- **Set of tasks**:
(a) Repeat word for word the part of the small-business PR interview starting with "Mitch Leff: So you" and going on through "or your service.".
(b) In the small-business PR interview, besides earned media, what does Mitch Leff say public relations is also about?

══ Article

Today we welcome Mitch Leff of Leff and Associates back to the Atlanta Small Business Show. In our first interview with Mitch, we talked about public relations and its role in modern marketing. In this segment, we want to talk specifically about how small businesses use PR to help them stand out and succeed in a crowded marketplace.
VIDEO TRANSCRIPTION
Jim Fitzpatrick: Today we welcome back Mitch Leff of Leff and Associates back to the Atlanta Small Business Show. In our first interview with Mitch, we talked about public relations and its role in modern marketing. In this segment, we want to talk specifically about how small businesses use PR to help them stand out and succeed in a crowded marketplace.
Jim Fitzpatrick: Mitch, welcome back to the Atlanta Small Business Show.
Mitch Leff: Thanks for having me. Great to be back.
Jim Fitzpatrick: Yeah, sure. So why should a small business focus on PR as part of their marketing effort?
Mitch Leff: Well, as a small business, it’s important to have a good business plan and the same way you budget for staff or equipment for manufacturing, you want to have that marketing part of it as well.
Mitch Leff: So public relations can really support your marketing and sales efforts and it’s not just, we talked in the last segment about earned media, getting stuff in the newspapers, being on television, but it’s also about networking. It’s about presence. It’s about being at the right trade shows and the right conferences.
Mitch Leff: We work with companies and help them create bylined articles that can go into trade publications or setup keynotes to go to trade shows and conferences and get in front of your customers.
Mitch Leff: So you want to understand who your audience is and how you can get in front of them to help raise awareness about who you are and sell your product or your service.
Jim Fitzpatrick: Yeah, it’s an essential part then of small businesses that start out, isn’t it? It’s not. We talked a little bit about is, you know the question came up is PR a luxury for a small business, but it seems not to be nowadays. It seems to be pretty much a staple that all businesses need to take a look at.

════
══ Dataset section

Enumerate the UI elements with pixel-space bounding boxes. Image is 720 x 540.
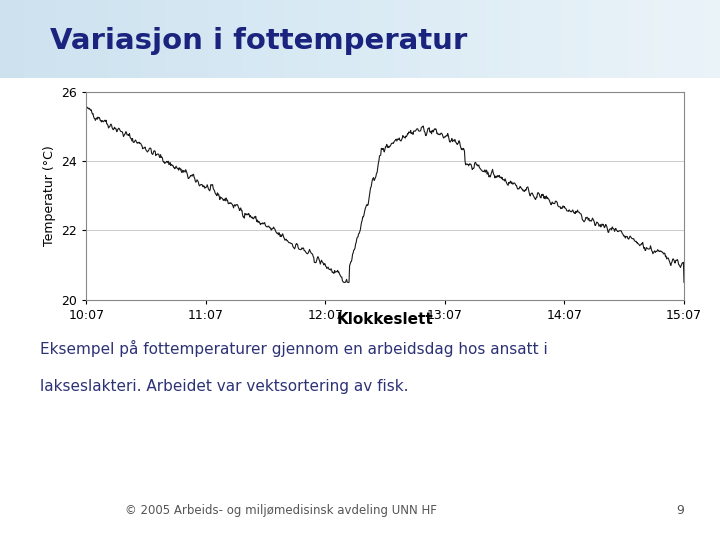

════

- **Exercise responses**:
(a)
Mitch Leff: So you want to understand who your audience is and how you can get in front of them to help raise awareness about who you are and sell your product or your service.

(b) Networking, presence, and being at the right trade shows and conferences.